### Material for this task
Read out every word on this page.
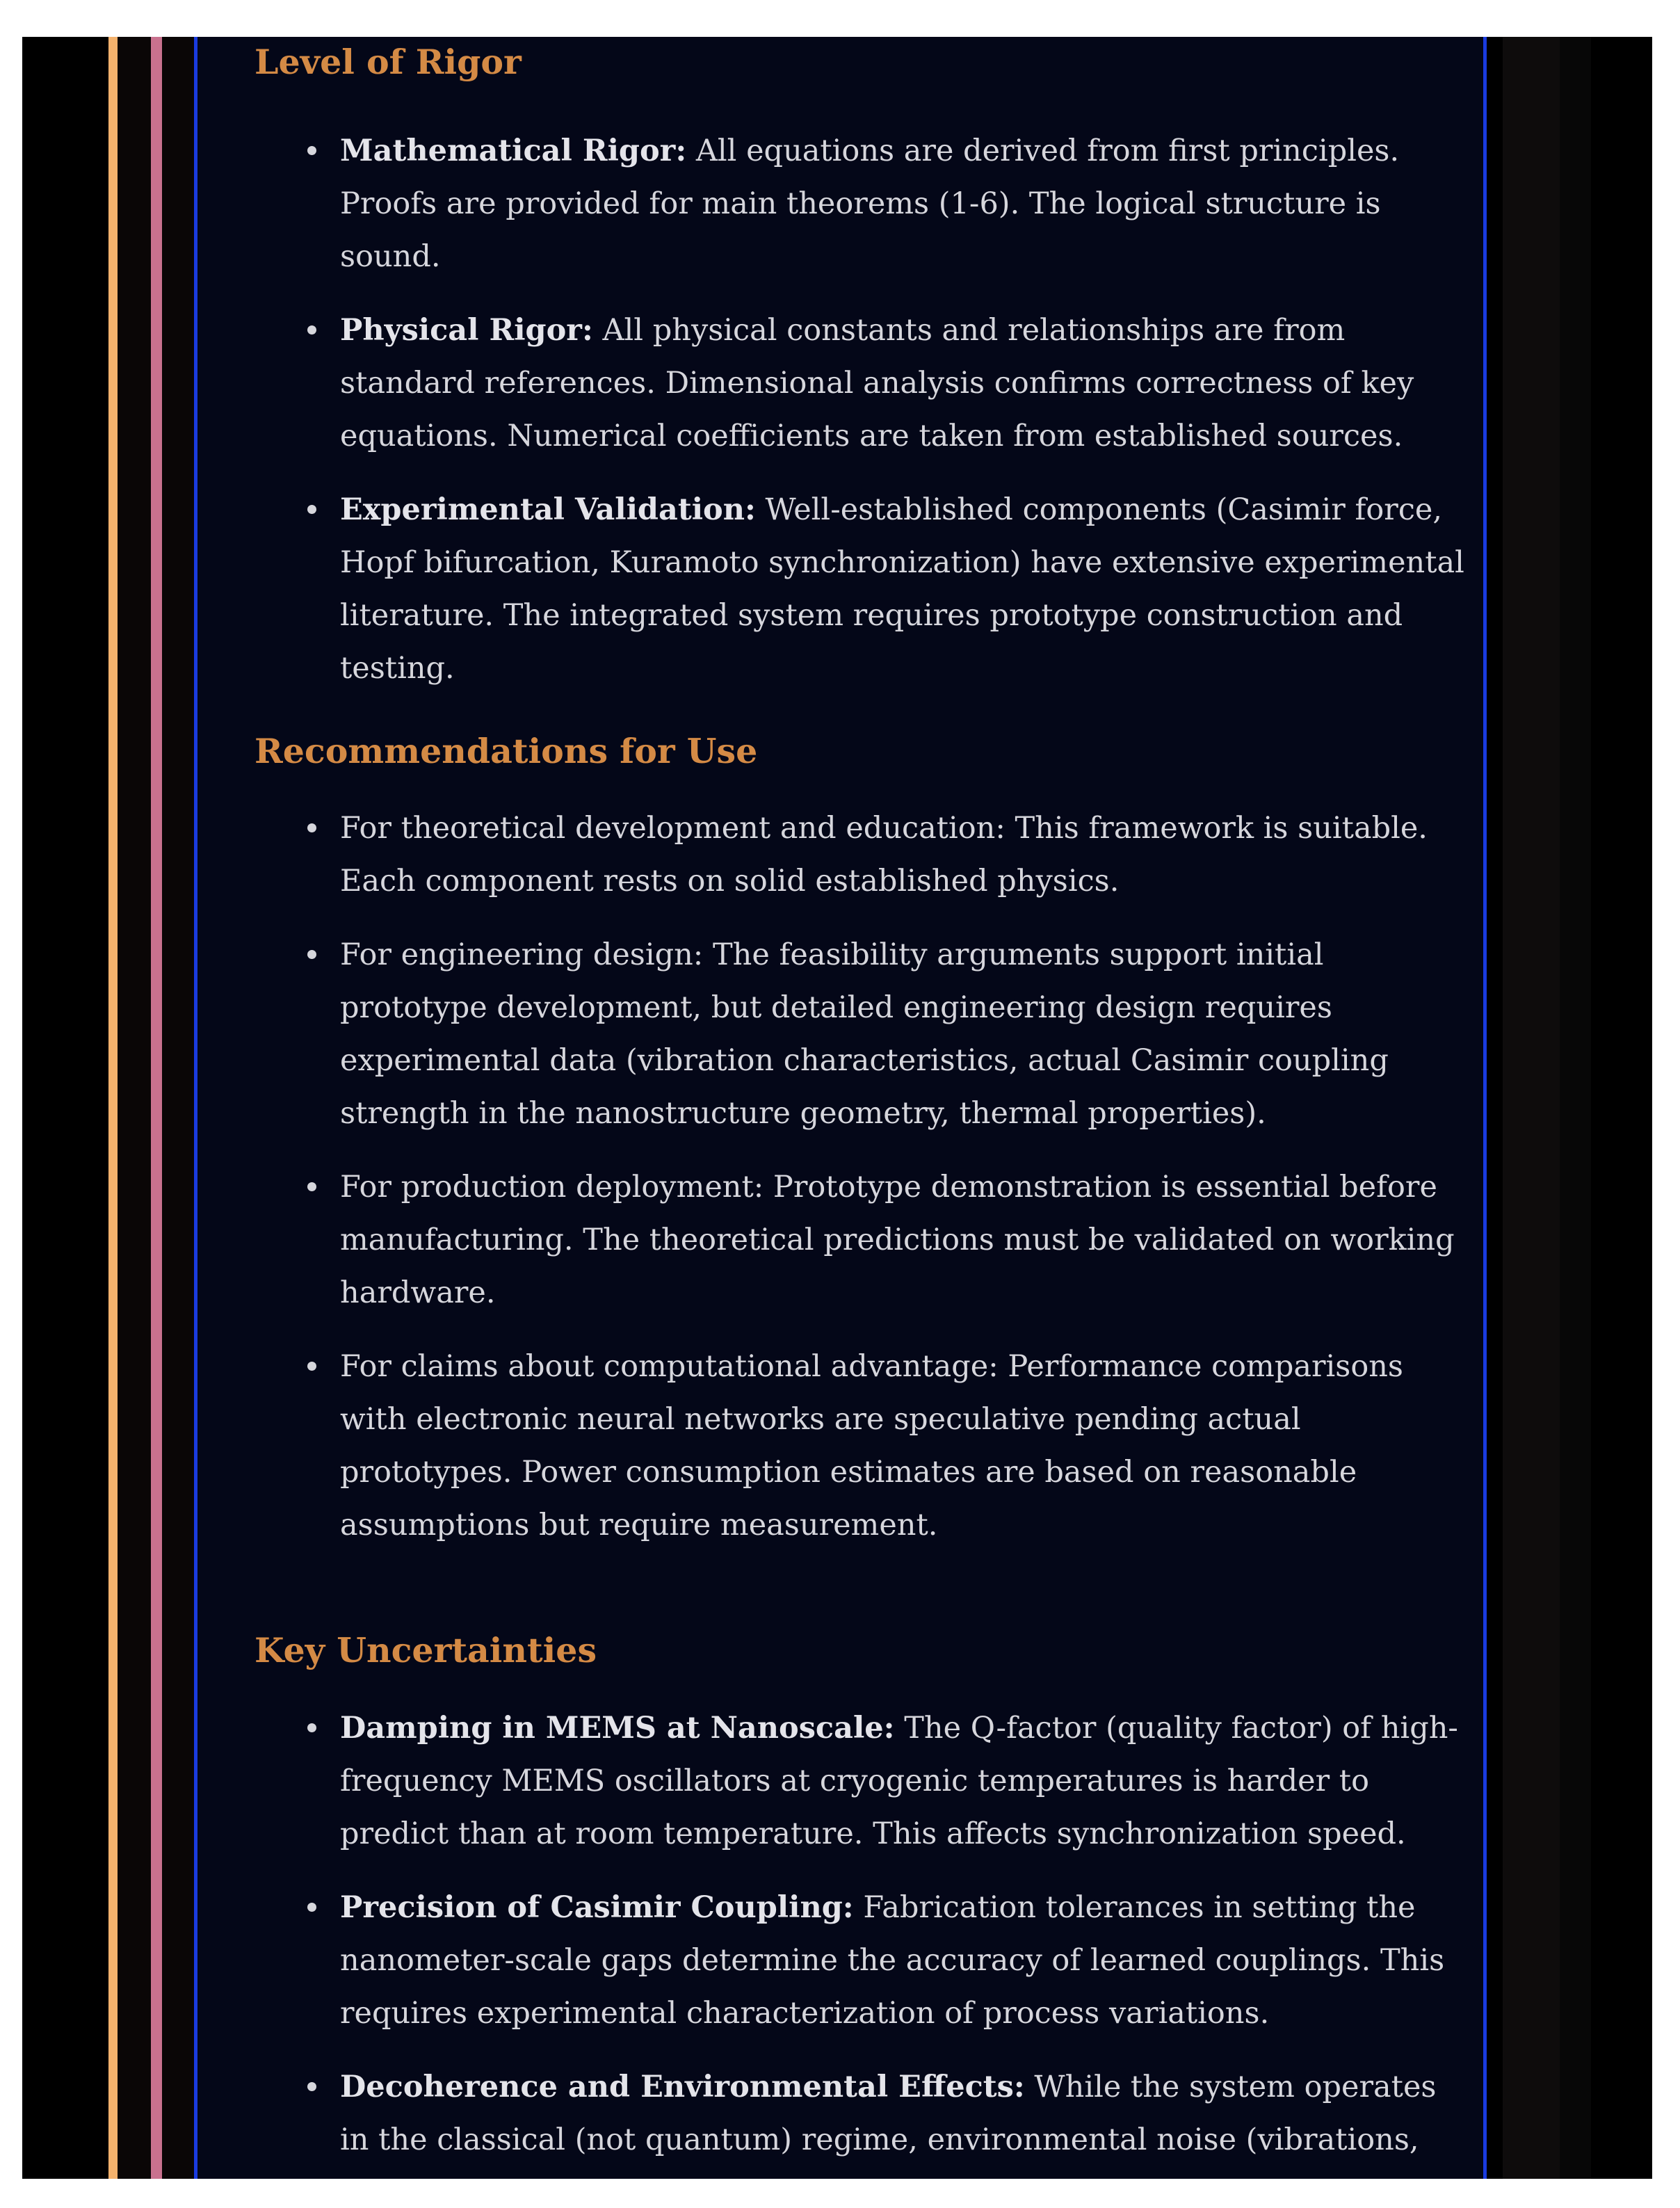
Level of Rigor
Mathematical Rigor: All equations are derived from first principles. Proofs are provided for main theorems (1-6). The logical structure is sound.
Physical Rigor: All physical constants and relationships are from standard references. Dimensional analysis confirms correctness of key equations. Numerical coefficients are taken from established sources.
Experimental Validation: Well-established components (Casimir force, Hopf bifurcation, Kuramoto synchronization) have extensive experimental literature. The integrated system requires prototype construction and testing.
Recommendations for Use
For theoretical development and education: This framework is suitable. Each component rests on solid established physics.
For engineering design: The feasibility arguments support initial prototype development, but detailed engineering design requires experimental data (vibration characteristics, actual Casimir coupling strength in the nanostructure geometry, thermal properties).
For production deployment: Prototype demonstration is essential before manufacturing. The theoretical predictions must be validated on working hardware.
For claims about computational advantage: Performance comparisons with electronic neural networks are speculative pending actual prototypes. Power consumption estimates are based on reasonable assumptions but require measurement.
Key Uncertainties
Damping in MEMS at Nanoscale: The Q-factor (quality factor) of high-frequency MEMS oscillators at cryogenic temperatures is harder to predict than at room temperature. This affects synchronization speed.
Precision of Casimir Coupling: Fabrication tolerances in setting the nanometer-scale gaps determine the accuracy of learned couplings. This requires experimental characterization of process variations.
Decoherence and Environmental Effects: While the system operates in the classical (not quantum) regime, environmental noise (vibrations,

### The exercise
Extract the full listing above verbatim; pictures are to be left out of the copy.

### Correct answer
Read out every word on this page.
Level of Rigor
Mathematical Rigor: All equations are derived from first principles. Proofs are provided for main theorems (1-6). The logical structure is sound.
Physical Rigor: All physical constants and relationships are from standard references. Dimensional analysis confirms correctness of key equations. Numerical coefficients are taken from established sources.
Experimental Validation: Well-established components (Casimir force, Hopf bifurcation, Kuramoto synchronization) have extensive experimental literature. The integrated system requires prototype construction and testing.
Recommendations for Use
For theoretical development and education: This framework is suitable. Each component rests on solid established physics.
For engineering design: The feasibility arguments support initial prototype development, but detailed engineering design requires experimental data (vibration characteristics, actual Casimir coupling strength in the nanostructure geometry, thermal properties).
For production deployment: Prototype demonstration is essential before manufacturing. The theoretical predictions must be validated on working hardware.
For claims about computational advantage: Performance comparisons with electronic neural networks are speculative pending actual prototypes. Power consumption estimates are based on reasonable assumptions but require measurement.
Key Uncertainties
Damping in MEMS at Nanoscale: The Q-factor (quality factor) of high-frequency MEMS oscillators at cryogenic temperatures is harder to predict than at room temperature. This affects synchronization speed.
Precision of Casimir Coupling: Fabrication tolerances in setting the nanometer-scale gaps determine the accuracy of learned couplings. This requires experimental characterization of process variations.
Decoherence and Environmental Effects: While the system operates in the classical (not quantum) regime, environmental noise (vibrations,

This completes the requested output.